[Entries from a dataset]
+ + + + +
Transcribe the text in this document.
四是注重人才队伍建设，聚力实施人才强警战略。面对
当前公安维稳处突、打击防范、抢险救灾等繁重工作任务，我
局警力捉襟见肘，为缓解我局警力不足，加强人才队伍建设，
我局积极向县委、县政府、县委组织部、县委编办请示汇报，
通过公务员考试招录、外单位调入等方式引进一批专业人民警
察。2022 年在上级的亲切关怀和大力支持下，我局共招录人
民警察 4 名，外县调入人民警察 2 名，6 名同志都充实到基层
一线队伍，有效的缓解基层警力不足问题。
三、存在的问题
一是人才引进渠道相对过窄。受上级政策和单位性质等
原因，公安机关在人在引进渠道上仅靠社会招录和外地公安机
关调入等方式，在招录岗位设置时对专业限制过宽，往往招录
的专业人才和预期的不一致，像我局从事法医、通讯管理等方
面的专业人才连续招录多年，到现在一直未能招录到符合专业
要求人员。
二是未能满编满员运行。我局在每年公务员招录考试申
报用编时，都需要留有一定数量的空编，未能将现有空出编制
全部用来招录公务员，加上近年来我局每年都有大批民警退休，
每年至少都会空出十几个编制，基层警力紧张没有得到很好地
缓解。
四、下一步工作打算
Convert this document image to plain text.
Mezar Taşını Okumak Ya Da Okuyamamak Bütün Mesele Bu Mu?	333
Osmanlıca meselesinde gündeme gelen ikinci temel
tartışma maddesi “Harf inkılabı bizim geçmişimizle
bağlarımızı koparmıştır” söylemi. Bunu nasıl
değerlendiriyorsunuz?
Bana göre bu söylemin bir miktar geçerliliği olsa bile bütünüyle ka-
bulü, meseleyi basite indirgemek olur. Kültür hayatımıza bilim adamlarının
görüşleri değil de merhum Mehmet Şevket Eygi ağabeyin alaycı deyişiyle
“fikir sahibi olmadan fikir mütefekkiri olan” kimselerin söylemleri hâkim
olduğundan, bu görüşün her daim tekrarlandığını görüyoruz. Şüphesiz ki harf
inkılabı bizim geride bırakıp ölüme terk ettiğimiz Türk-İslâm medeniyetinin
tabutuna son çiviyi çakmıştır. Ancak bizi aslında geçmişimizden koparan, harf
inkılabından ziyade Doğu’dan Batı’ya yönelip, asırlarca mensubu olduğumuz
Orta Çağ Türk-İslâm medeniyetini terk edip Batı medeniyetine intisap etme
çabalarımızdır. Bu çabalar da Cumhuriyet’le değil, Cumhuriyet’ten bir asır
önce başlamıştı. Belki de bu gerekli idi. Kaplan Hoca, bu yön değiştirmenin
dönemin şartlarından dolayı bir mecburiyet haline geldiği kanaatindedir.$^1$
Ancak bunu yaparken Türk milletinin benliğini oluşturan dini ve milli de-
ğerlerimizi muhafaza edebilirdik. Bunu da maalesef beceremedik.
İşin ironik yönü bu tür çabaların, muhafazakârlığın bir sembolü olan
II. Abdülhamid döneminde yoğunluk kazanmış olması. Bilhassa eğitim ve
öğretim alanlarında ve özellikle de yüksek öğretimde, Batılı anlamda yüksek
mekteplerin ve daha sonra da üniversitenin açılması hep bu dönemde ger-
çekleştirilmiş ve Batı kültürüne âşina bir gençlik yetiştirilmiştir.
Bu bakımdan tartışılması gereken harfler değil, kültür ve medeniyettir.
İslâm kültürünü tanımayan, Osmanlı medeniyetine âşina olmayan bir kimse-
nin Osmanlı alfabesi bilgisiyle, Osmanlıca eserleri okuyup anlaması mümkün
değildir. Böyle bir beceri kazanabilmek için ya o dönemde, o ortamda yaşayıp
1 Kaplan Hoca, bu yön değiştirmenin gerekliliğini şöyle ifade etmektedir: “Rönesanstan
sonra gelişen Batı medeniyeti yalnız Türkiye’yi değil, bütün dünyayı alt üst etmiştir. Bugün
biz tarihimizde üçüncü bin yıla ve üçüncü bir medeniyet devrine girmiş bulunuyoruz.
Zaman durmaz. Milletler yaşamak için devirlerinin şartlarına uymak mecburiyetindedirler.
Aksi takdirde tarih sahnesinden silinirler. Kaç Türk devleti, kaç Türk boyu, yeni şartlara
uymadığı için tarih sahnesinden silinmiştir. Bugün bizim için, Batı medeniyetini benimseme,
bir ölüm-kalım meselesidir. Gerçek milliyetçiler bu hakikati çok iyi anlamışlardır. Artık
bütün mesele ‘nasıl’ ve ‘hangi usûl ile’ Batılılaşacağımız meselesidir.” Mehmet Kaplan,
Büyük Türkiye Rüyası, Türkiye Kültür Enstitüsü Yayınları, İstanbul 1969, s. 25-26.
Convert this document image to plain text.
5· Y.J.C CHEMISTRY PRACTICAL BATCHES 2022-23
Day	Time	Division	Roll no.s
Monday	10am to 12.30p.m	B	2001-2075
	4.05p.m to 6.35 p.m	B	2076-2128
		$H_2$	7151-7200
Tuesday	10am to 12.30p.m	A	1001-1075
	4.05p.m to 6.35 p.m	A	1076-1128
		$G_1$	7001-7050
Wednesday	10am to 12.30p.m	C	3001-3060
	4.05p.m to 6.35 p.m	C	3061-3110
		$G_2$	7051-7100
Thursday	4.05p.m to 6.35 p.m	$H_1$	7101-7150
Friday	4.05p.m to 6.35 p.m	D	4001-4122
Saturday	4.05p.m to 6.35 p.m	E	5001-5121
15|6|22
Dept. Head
+ + + + +
REQUIRED TASK: Look through the material above. Copy each line where the word "için" appears.

CORRECT RESPONSE:
değildir. Böyle bir beceri kazanabilmek için ya o dönemde, o ortamda yaşayıp
Zaman durmaz. Milletler yaşamak için devirlerinin şartlarına uymak mecburiyetindedirler.
uymadığı için tarih sahnesinden silinmiştir. Bugün bizim için, Batı medeniyetini benimseme,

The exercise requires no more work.